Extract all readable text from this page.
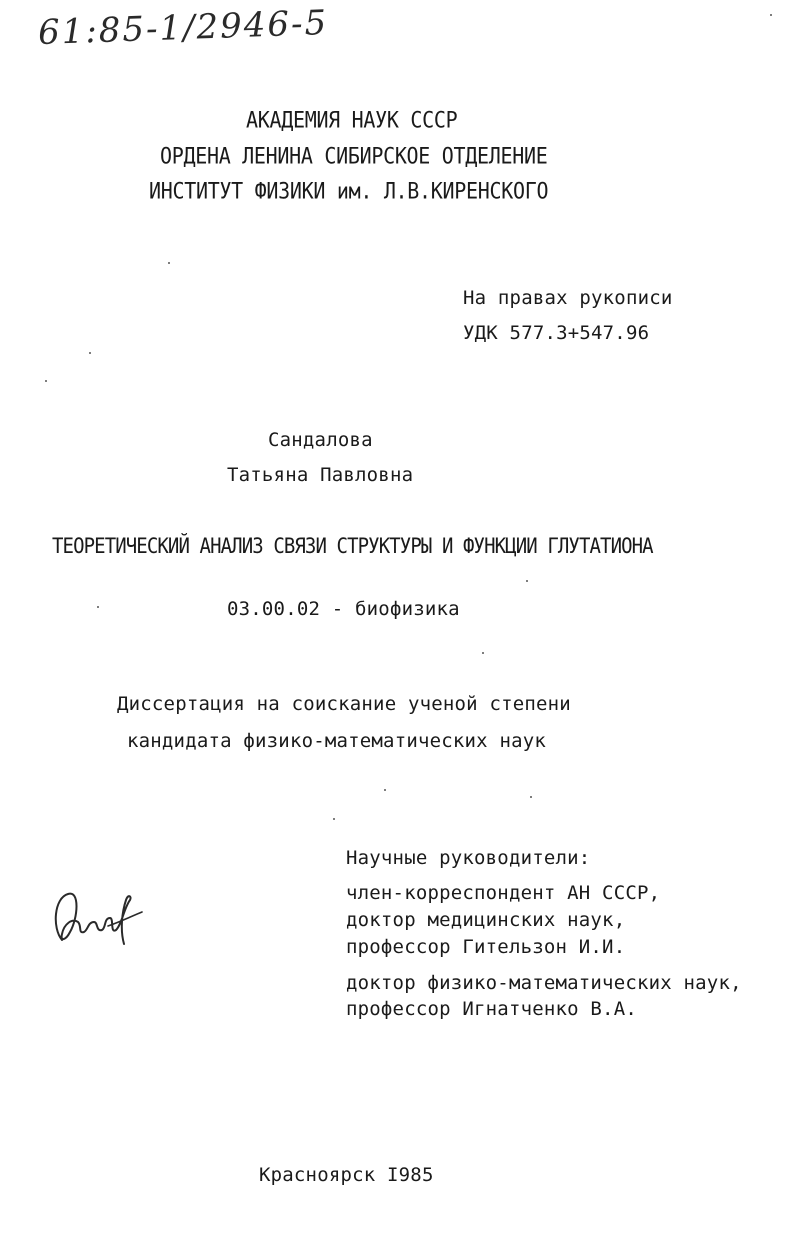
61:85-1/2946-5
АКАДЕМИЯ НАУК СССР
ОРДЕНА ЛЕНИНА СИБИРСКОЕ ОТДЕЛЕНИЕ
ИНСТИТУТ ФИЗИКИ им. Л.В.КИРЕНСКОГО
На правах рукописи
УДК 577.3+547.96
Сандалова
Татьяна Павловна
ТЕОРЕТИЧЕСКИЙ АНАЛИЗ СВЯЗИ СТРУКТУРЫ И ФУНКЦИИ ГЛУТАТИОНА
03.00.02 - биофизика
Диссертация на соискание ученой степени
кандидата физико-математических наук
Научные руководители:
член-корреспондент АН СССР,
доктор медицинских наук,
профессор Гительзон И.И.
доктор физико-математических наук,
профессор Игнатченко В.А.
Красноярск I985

━━━━━━

GIVEN REQUEST
Scan the listing above. Gather each line that contains the word "профессор".

THE OUTPUT
профессор Гительзон И.И.
профессор Игнатченко В.А.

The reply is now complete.